#### Source text

Cubes – A Block World Framework [Update Preview]

@toolforger said: Hm. I don't see the ability to discuss individual lines of code on Sourceforge. Using SVN to interact with git seems unwise to me, SVN simply can't reasonably map git's data model. Unless your drive the repository entirely from SVN and never allow git-based write access to the repo. I think it would be hard to enforce that rule though, so with the first slip you risk getting something that SVN isn't really happy about when displaying the history.

The recommenation against SVN is mostly a question of contributions. SVN gets slightly less useful with each contributor with write access, that’s all; SVN is just fine if you don’t have contributors and never experiment with ideas that you plan to scrap, or that you want to experiment with in parallel to normal ongoing work. (SVN is really bad at merging different branches. Or, rather, git and mercurial had to be top-notch on the merge tools due to their decentralized approaches, which turned out to be really essential even if you don’t do decentralized development, so now SVN is far behind.)

“Hi, I haven’t read anything about the integration but I’d be glad to offer detailed opinions.”

Thanks for the input. I will continue to use SVN to commit changes to JME.

https://code.google.com/p/cubesmod/

Is the new project page. More accurately, Google Code Archive - Long-term storage for Google Code Project Hosting.
is where the modifications can be found. Clicking the “view raw file” link should cause it to download…

@echospot said: Just make a Dropbox acct. and upload the zip to your public files :D

I’ve had some bad experiences with dropbox… I’d… shudder… rather not talk about it.

########
#### Records provided

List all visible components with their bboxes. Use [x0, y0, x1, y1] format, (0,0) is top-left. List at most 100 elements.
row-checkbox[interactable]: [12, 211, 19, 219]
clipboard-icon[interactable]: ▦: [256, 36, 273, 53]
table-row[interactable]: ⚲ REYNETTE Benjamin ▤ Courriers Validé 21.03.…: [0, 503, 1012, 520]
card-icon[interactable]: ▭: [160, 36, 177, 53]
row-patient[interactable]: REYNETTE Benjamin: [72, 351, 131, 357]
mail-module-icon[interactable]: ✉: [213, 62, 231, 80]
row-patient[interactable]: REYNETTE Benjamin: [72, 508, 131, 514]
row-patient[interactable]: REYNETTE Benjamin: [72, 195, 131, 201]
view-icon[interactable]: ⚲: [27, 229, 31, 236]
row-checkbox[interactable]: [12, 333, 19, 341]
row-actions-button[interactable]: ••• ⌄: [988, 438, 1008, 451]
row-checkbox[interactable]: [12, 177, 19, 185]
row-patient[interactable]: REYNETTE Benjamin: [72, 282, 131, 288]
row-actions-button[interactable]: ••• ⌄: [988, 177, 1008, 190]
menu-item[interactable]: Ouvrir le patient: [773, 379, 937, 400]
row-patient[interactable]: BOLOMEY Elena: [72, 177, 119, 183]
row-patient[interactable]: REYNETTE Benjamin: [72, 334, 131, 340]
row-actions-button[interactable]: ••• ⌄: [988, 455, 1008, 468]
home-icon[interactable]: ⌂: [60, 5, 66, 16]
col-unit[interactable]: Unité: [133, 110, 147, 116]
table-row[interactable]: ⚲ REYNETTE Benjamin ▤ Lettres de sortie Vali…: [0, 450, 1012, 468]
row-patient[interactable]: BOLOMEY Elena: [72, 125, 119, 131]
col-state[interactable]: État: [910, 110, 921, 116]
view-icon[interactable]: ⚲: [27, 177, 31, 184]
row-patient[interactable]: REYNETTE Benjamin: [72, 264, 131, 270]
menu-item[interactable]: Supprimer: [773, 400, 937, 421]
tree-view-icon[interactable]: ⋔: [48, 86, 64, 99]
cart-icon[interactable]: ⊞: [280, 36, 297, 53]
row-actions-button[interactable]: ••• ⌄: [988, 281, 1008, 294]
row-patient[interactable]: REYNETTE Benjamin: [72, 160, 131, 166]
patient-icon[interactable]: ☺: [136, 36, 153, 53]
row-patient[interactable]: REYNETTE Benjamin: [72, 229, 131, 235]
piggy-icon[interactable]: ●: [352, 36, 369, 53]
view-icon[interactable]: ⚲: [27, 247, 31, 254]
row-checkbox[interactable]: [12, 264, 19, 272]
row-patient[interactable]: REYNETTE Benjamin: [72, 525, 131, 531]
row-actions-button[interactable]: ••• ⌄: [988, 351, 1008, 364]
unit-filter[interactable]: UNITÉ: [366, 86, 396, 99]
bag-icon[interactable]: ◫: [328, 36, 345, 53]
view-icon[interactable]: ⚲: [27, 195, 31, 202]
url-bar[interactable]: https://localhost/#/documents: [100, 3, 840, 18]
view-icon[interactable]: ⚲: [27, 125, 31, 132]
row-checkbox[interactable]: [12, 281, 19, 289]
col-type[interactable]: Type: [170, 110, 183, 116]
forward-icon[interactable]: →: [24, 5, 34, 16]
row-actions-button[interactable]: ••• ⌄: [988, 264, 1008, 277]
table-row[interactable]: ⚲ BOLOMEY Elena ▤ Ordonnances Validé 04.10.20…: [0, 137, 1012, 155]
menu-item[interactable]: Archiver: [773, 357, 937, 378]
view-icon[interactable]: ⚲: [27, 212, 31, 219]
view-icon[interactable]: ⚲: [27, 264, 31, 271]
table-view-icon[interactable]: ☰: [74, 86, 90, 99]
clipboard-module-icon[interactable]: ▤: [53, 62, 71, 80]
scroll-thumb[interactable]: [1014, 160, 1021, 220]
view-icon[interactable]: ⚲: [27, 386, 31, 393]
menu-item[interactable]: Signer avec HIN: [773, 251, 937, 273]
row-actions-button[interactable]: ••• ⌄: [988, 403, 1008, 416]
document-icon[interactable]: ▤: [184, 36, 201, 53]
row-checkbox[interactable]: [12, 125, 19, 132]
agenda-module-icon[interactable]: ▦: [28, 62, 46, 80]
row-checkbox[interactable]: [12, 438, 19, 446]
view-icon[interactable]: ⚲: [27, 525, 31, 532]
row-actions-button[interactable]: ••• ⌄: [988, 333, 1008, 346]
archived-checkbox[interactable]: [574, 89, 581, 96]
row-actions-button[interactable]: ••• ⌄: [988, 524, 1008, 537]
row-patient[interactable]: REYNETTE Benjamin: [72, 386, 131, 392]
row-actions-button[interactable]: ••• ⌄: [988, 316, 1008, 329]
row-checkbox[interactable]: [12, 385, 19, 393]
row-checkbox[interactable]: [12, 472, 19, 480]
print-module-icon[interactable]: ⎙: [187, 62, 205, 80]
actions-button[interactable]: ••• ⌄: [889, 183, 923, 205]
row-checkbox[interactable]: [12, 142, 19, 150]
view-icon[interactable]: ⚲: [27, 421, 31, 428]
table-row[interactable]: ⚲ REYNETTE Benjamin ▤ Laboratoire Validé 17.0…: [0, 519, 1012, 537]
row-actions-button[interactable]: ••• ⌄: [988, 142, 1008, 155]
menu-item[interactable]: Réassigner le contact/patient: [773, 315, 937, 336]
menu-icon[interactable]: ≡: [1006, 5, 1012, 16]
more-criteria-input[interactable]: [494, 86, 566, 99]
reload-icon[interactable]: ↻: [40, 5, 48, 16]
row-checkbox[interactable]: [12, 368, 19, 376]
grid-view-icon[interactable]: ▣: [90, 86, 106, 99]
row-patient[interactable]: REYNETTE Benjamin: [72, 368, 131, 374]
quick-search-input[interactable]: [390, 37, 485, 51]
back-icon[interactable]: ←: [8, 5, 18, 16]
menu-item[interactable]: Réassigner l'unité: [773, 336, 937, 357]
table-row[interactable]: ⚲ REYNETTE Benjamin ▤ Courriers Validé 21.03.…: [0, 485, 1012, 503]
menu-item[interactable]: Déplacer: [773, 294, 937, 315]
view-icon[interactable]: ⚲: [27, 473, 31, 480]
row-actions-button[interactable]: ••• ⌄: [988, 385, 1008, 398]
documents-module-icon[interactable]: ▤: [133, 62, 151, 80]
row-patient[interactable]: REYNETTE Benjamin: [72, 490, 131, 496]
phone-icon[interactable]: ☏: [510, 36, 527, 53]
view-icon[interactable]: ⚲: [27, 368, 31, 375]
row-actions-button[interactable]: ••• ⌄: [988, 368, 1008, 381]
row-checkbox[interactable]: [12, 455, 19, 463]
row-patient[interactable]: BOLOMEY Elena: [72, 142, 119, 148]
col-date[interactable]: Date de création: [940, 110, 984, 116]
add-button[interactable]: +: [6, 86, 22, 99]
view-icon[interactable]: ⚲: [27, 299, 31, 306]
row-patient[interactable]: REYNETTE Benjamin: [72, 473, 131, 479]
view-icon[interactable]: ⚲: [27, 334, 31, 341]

########

*Things to do*.
1. Which version control systems are named in the Cubes forum thread?
2. According to the Cubes forum thread, why is SVN now far behind git and mercurial at merging branches? Answer in one to three sentences.
3. Extend the Cubes forum thread with another reply, picking up after its last post.
None of this concerns the dataset entries.

*Your responses*.
1. SVN, git, mercurial

2. Git and mercurial had to have top-notch merge tools because of their decentralized approaches. Those tools turned out to be essential even without decentralized development, which left SVN far behind.

3.
@echospot @PewPewKapowie managed to figure that out on our game...somehow. I'd ask him.
Lol... whenever there's something I can steal from your project, the other one has it. I'll check with him, see if he has any advice.
@echospot said: We actually modified our game so it would literally change anything under the grass was dirt, not a fancy grass block. We plan then, after time like Minecraft, to "grow" grass on that new surface block (aka change it back to grass).

This is most likely how I’ll end up handling it, for my own peace of mind. I’d like to fix the inherent issue, though, just to make sure failing to fix it bites me in the butt later.

@echospot said: I'm assuming its the naive mesher that Cubes has in its framework. I would double-check your multithreading as well (make sure that the chunks are fully generated before adding to prevent un-needed remeshing). actually for the multithreading, use futures and execution pools for that, they're beautiful pieces of programming goodies. xD As far as meshing goes, the greedy mesher that @sleaker has implemented in his fork of the framework enhances performance a TON. Sleaker's post here explains the difference between naive meshing and greedy meshing.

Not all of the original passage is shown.